COMPITO A – Il testo sulla Giulia GTA conferma queste affermazioni? (i) Lo "slittone" alza il centro di rollio. (ii) La GTAm 2000 ha il 2.0 portato a 240 cv. (iii) Nella sigla GTAm la "m" sta per "maggiorata". Rispondi sì o no a ciascuna, citando alla lettera le parole del testo che lo stabiliscono.
COMPITO B – Fornisci il seguito del testo sulla Giulia GTA, a partire da dopo la sua ultima frase.

La prima GTA stradale

“Ingegner Chiti, c’è anche un altro problema da risolvere. Con l’aumento della potenza c’è sempre meno trazione...”

“Ci penso io, facile facile”.

La domanda è nata con le ulteriori evoluzioni della Giulia GTA, equipaggiate con motori sempre più potenti. Ma Chiti è uno decisamente sveglio, è così si inventa lo “slittone” un sistema meccanico che, applicato alla sospensione posteriore, abbassa il centro di rollio e aumenta la trazione in uscita. Se guardate le foto delle GTA dell’epoca, noterete lo “slittone” in azione: non proprio lui, ma l’effetto che provoca. Avete mai visto la foto di una Giulia GTA con la ruota anteriore esterna alzata in uscita di curva? Ecco, è lo “slittone” che schiaccia il posteriore a terra, massimizzando la trazione sulle ruote motrici. Un'impennata dietro l’altra le GTA vinceranno Campionati Turismo a ripetizione, risultando imbattibili in pista e nelle gare in salita, oltre che essere decisamente le più belle auto in gara. Quando poi, nel 1971, arriva la massima espressione della Giulia GT stradale (GTA a parte, ovvio), i problemi per gli avversari diventano insormontabili. Viene presentata infatti la 2000 GT Veloce, con il 2000 cc da ben 132 cv, che in pista si trasforma nella GTAm (“m” sta per “modificata”) 2000. Una bestia dai paraurti allargati, cerchi dal canale infinito e con il 2.0 portato a 240 cv. Come al solito la nuova bestia di Satana del biscione riduce in lacrime la concorrenza nel Campionato Europeo Turismo e anche in praticamente tutti i campionati minori.

Voci di dati
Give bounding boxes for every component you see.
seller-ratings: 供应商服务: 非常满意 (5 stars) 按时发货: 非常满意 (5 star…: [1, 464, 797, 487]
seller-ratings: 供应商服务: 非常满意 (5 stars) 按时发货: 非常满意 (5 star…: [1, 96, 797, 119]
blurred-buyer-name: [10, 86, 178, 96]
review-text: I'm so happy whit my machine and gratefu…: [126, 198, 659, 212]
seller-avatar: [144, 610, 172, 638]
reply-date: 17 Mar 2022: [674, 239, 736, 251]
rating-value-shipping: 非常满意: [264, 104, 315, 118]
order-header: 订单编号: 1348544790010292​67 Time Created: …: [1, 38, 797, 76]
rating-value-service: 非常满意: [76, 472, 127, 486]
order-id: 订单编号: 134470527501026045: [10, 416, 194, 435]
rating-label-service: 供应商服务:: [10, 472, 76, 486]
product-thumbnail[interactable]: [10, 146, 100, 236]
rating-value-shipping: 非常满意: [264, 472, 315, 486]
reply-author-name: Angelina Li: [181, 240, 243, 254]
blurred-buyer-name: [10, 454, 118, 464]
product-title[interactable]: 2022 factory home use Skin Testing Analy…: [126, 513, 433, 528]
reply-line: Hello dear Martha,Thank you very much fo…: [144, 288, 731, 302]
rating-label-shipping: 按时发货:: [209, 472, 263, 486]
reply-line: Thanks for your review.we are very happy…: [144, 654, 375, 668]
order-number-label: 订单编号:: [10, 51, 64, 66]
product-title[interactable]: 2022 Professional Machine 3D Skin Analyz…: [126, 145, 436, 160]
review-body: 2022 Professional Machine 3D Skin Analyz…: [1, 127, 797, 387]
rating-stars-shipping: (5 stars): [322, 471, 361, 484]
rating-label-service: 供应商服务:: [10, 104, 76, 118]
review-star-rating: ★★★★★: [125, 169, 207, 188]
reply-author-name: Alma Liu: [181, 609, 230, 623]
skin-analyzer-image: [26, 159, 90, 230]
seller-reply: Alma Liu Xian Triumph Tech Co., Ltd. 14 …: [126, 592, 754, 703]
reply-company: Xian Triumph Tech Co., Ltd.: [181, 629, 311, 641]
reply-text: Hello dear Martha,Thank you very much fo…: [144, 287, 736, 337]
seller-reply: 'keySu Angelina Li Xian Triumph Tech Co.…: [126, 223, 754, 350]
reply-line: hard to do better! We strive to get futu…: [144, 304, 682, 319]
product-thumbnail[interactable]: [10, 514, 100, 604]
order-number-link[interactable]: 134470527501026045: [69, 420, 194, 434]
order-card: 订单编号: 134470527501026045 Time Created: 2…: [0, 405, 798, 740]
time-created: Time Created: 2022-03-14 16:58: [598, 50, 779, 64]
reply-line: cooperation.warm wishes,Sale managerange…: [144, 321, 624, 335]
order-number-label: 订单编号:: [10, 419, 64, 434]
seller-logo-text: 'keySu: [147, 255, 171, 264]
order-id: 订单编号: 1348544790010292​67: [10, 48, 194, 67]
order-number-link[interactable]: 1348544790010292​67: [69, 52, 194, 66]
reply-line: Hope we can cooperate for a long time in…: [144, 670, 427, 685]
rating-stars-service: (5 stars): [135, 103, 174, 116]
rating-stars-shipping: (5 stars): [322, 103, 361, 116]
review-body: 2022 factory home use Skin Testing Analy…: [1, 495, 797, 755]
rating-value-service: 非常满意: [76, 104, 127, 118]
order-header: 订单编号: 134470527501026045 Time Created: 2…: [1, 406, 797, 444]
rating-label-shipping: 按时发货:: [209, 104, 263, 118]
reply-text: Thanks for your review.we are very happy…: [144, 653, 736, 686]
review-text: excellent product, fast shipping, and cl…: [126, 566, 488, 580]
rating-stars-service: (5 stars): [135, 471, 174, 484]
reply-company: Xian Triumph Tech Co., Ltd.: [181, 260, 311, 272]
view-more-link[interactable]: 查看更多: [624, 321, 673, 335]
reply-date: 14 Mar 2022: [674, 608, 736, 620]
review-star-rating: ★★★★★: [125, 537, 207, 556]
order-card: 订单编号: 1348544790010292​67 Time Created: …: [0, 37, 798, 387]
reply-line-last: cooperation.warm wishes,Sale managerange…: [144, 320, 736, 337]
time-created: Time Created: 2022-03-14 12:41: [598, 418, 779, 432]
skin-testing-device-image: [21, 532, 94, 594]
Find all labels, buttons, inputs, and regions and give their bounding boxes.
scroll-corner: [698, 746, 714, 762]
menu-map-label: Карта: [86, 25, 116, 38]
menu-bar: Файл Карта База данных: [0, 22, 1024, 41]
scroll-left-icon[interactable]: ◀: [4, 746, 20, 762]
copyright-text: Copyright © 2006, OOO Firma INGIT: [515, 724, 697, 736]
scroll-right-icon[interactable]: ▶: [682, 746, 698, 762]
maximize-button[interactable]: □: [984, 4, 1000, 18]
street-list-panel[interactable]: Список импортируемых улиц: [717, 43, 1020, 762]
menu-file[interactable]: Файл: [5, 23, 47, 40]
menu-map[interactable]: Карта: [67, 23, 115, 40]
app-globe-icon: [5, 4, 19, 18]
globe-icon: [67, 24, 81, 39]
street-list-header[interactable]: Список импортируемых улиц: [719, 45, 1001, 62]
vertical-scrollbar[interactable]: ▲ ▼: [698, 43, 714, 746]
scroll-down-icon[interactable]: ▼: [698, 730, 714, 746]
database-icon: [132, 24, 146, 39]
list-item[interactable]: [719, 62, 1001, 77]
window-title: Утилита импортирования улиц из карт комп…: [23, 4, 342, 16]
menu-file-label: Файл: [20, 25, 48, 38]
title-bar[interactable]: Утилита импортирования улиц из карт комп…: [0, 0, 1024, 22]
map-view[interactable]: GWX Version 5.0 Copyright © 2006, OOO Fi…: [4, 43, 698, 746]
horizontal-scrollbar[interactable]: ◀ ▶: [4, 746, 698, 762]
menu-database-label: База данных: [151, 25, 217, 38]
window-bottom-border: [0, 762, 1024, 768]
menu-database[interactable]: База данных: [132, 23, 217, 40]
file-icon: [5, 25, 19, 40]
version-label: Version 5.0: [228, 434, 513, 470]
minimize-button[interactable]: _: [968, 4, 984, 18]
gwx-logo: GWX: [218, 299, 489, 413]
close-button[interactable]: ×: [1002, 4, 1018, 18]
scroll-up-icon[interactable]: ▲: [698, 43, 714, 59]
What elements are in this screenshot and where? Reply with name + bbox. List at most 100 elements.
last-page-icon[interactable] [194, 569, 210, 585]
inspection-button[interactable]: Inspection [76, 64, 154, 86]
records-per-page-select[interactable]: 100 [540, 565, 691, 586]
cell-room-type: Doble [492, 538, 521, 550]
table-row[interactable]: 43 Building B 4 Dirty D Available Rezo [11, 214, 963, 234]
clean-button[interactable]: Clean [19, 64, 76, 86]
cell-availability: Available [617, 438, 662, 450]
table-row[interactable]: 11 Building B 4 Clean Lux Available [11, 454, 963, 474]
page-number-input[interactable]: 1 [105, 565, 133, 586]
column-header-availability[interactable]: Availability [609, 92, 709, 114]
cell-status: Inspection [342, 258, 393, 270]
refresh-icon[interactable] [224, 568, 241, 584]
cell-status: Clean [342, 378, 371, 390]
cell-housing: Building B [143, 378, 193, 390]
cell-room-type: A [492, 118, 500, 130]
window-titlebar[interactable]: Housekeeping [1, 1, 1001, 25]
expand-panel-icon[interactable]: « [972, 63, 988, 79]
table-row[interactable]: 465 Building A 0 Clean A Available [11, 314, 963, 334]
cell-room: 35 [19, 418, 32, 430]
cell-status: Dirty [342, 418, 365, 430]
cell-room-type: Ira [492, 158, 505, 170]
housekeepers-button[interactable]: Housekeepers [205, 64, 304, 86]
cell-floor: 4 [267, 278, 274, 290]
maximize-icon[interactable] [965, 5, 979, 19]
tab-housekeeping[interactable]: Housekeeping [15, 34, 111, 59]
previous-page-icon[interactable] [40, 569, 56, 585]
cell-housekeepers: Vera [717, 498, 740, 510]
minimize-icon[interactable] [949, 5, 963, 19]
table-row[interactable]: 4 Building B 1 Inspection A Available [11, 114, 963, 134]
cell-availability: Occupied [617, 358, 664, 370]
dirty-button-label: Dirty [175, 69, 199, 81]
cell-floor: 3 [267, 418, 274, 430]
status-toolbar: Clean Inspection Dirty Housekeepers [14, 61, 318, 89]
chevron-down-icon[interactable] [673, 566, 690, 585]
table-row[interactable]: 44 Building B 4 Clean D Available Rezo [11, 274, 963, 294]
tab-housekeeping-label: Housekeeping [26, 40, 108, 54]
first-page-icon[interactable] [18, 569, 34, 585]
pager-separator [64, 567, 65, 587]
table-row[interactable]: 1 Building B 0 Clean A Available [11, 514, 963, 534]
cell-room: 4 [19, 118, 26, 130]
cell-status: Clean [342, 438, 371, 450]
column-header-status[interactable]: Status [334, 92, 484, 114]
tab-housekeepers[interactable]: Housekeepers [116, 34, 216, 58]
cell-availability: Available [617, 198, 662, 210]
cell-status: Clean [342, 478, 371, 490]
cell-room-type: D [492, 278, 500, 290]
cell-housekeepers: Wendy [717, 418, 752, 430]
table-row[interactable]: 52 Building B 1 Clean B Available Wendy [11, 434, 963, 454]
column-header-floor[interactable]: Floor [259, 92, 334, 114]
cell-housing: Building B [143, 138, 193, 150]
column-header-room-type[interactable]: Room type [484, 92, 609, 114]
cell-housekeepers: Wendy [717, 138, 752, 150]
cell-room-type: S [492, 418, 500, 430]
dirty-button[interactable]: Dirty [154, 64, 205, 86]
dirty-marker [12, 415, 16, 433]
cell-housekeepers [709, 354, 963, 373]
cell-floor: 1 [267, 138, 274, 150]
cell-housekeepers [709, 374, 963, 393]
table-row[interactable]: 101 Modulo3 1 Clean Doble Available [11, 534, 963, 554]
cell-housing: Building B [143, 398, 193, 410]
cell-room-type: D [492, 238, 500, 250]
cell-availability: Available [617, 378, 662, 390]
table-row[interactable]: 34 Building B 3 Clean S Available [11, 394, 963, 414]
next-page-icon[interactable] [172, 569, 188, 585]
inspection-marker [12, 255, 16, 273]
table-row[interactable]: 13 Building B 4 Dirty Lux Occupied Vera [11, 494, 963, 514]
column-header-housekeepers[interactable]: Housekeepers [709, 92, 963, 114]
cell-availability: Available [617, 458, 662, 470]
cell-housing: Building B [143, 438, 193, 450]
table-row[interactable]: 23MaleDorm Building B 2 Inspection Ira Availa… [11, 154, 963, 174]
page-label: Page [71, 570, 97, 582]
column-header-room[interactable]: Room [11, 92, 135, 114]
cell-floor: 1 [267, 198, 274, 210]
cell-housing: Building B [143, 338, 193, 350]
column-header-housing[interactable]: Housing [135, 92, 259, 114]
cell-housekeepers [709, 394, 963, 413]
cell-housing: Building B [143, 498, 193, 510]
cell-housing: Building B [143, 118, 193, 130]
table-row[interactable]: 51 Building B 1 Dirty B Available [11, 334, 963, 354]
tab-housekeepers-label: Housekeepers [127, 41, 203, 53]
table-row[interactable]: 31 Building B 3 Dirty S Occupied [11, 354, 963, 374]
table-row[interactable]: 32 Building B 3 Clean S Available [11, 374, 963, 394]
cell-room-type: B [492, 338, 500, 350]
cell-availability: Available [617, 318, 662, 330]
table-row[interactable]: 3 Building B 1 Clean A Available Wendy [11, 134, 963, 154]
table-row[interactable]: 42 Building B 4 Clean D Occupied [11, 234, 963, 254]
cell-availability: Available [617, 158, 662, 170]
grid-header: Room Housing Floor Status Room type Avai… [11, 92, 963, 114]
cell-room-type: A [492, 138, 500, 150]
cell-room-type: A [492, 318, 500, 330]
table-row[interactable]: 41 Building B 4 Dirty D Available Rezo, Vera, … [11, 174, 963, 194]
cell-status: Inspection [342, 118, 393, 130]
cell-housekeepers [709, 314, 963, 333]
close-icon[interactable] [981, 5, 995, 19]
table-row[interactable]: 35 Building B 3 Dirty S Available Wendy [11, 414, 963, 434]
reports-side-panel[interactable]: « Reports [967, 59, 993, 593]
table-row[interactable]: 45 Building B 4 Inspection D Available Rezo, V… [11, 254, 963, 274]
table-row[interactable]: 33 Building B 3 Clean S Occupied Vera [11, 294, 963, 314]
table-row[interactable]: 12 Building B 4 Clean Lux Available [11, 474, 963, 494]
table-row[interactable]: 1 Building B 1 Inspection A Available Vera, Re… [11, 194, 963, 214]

SOLUZIONE A –
(i) No: «abbassa il centro di rollio e aumenta la trazione in uscita».
(ii) Sì: «con il 2.0 portato a 240 cv».
(iii) No: «“m” sta per “modificata”».

SOLUZIONE B –
La Giulia GTAm che impennando impone la propria legge

Insomma, ora lo capite perchè amo la serie GT? Stiamo parlando di un’auto bellissima e con un pedigree nelle competizioni. In pratica una modella di intimo che lavora al CERN e fa cabaret nel tempo libero.

Ora che sapete perchè ne voglio provare una da sempre, capite anche meglio perchè da 5 minuti sto fermo con la bocca aperta, in piedi davanti a questo capolavoro amaranto. Avete presente quando durante una videochiamata il vostro interlocutore si “freeza” mentre dice qualcosa, tipo “Ovvio”, con la bocca aperta e la faccia da scemo? Così, esattamente come sono io ora. I ragazzi di Garage America (www.garage-america.it) hanno appena tirato fuori la loro GT, che avremo la fortuna di usare oggi per il test. E adesso è qua davanti a me, in tutta la sua gloria, che spara volute di fumo dallo scarico obliquo. E’ un esemplare quasi completamente restaurato. Quasi, infatti mancano alcuni dettagli estetici, oltre che un affinamento ulteriore a livello dinamico, ma non ho saputo aspettare. Vi spiego. Durante il primo incontro, i titolari di Garage America mi hanno mostrato tante auto pronte per il test, svelandomi veri e propri tesori completamente messi a punto. Roba da diventare pazzi, sul serio. Il problema è che, sollevata su un ponte, un pò in ombra, mi appare questa GT amaranto. Da quel momento non sono più riuscito a pensare ad altro. Il fatto che mancassero i paraurti, mostrando una linea perfettamente liscia in stile GTA, per me era solo un motivo in più per farmi cadere la mascella, assieme alla dignità ed alla già traballante capacità lessicale. “Quella...voglio..vorrei...la GT...è possibile…”? Questo è ciò che sono riuscito a dire. Quando poi mi han detto cosa c’era sotto la carrozzeria, beh, Andrea e Pino (i generosissimi titolari) han dovuto tirare fuori i Sali all’Nduja, specialità tipica delle loro zone, per rianimarmi. Ha funzionato, mi sono rialzato ed ho corso i 100 metri in 9,87 secondi, ad un soffio dal record mondiale. Per farla breve, nonostante continuassero a dirmi che l’auto non fosse ancora pronta, da quel momento esatto per me c’era soltanto più lei. In fondo dai, gli specchietti retrovisori a cosa servono?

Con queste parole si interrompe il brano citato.